Copy each line that has the string "Desktop" somewhere in it.

[Dataset records]
==============================

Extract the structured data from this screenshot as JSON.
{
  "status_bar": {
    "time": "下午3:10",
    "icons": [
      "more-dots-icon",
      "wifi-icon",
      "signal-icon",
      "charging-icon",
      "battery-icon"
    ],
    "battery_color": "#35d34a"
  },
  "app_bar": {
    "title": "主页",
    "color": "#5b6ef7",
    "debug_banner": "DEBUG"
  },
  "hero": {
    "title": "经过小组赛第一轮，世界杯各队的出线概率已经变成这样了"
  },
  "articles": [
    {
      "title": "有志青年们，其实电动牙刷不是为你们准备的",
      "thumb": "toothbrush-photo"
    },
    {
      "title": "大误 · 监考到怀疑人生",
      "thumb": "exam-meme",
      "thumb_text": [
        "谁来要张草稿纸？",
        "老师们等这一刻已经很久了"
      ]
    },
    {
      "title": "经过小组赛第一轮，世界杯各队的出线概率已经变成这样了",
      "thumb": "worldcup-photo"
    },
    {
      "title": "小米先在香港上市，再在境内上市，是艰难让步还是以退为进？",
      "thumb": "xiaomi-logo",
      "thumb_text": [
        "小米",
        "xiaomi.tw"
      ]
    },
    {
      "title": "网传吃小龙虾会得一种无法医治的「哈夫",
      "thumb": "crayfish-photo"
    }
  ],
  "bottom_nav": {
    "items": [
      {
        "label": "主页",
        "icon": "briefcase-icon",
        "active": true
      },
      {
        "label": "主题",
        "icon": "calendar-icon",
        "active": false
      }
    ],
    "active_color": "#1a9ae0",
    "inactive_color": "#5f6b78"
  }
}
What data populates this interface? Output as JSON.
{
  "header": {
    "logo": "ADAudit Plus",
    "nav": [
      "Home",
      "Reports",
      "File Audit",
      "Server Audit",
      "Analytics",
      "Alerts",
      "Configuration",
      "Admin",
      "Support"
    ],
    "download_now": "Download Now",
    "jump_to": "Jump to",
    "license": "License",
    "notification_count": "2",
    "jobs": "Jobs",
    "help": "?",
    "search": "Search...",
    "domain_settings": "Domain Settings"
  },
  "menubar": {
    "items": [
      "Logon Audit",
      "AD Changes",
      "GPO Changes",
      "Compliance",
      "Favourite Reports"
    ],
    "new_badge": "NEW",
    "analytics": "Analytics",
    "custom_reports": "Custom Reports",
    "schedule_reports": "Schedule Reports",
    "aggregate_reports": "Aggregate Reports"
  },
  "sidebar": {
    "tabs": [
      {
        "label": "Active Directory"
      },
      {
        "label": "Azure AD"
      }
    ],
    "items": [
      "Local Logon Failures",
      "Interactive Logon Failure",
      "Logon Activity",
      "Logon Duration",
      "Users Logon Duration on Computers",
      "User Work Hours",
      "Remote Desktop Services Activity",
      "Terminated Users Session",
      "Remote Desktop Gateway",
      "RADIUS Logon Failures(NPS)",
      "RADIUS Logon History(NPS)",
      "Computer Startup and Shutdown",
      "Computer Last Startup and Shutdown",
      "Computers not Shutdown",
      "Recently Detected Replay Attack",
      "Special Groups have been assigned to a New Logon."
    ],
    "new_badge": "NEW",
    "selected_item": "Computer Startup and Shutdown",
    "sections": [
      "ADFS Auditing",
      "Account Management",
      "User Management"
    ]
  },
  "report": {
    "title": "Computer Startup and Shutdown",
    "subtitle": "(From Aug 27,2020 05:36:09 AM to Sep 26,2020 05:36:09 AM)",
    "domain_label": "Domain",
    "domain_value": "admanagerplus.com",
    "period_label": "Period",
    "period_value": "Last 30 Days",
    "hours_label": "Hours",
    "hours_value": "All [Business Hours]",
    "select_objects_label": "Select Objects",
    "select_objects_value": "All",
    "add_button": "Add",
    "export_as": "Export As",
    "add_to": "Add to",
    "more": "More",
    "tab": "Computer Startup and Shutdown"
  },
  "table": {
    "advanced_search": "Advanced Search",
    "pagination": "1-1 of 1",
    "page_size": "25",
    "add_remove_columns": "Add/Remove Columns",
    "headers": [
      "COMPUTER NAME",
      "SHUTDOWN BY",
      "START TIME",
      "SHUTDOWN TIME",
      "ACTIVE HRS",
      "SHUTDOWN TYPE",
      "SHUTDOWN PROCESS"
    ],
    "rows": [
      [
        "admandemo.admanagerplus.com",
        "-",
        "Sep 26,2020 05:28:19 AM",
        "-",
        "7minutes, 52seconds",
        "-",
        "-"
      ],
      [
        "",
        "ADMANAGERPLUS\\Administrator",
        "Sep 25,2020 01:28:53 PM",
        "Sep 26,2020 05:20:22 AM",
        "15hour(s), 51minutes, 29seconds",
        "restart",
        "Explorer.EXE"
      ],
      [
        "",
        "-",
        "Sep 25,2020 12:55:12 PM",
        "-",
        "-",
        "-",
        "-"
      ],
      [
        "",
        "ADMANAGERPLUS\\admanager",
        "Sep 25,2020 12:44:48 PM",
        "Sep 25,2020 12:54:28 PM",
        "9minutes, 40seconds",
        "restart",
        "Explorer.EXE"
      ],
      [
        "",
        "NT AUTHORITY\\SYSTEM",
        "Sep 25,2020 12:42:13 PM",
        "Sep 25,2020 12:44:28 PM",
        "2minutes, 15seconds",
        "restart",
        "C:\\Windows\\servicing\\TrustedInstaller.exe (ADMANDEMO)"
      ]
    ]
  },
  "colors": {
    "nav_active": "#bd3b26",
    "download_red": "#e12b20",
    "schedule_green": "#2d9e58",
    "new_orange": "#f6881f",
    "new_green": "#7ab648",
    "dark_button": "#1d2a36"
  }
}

==============================

__Answer in full__:
      "Remote Desktop Services Activity",
      "Remote Desktop Gateway",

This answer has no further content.